▶ **EXERCISE OBJECTIVE**
Pick out and copy every line below that has the word "level".

▶ **SUPPLIED RECORDS**
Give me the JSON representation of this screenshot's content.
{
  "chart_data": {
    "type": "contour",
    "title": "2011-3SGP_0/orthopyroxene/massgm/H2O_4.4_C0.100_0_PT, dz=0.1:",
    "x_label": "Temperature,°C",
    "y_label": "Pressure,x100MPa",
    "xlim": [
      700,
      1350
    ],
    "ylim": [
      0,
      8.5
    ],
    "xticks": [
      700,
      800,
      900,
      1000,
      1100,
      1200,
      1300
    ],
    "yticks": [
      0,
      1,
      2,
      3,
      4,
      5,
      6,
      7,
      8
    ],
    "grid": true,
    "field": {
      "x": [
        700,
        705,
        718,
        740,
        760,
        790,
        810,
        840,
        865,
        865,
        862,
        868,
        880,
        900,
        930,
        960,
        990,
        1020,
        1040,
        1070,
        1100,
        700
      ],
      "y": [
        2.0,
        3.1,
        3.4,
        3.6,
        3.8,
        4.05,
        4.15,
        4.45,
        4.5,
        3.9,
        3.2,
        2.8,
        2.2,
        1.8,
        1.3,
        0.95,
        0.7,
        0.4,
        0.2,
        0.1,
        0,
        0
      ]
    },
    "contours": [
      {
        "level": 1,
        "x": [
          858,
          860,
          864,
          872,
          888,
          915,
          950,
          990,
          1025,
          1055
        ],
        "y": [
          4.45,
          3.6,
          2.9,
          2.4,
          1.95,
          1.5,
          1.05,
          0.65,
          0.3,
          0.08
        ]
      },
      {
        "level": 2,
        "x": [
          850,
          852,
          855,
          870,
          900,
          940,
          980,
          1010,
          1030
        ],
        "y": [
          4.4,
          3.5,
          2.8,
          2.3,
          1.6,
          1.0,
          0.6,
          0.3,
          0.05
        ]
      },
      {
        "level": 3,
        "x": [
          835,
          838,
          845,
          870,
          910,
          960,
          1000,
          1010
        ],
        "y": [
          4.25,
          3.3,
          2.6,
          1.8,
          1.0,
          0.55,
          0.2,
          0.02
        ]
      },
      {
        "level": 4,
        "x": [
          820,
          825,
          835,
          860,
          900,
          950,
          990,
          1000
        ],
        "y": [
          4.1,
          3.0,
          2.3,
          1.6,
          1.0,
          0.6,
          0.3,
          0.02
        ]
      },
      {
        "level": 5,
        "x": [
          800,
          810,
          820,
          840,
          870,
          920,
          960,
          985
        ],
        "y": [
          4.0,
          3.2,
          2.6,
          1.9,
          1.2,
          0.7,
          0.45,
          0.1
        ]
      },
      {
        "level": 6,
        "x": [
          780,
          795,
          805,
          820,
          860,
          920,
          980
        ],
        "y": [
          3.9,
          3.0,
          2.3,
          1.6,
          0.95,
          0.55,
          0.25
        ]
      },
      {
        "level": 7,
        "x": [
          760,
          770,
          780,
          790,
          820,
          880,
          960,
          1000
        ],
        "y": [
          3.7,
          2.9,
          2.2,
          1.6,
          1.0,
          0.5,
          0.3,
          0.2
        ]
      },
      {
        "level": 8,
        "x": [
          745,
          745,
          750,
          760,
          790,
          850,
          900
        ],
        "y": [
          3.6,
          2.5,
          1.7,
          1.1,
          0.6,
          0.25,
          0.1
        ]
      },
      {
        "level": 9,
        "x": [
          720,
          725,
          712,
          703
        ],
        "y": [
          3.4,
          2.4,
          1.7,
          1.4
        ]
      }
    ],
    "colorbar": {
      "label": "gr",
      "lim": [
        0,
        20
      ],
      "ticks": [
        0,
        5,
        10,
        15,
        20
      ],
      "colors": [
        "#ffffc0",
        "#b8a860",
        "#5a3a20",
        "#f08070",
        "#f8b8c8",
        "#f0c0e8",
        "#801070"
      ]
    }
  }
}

▶ **RESPONSE TO THIS EXERCISE**
        "level": 1,
        "level": 2,
        "level": 3,
        "level": 4,
        "level": 5,
        "level": 6,
        "level": 7,
        "level": 8,
        "level": 9,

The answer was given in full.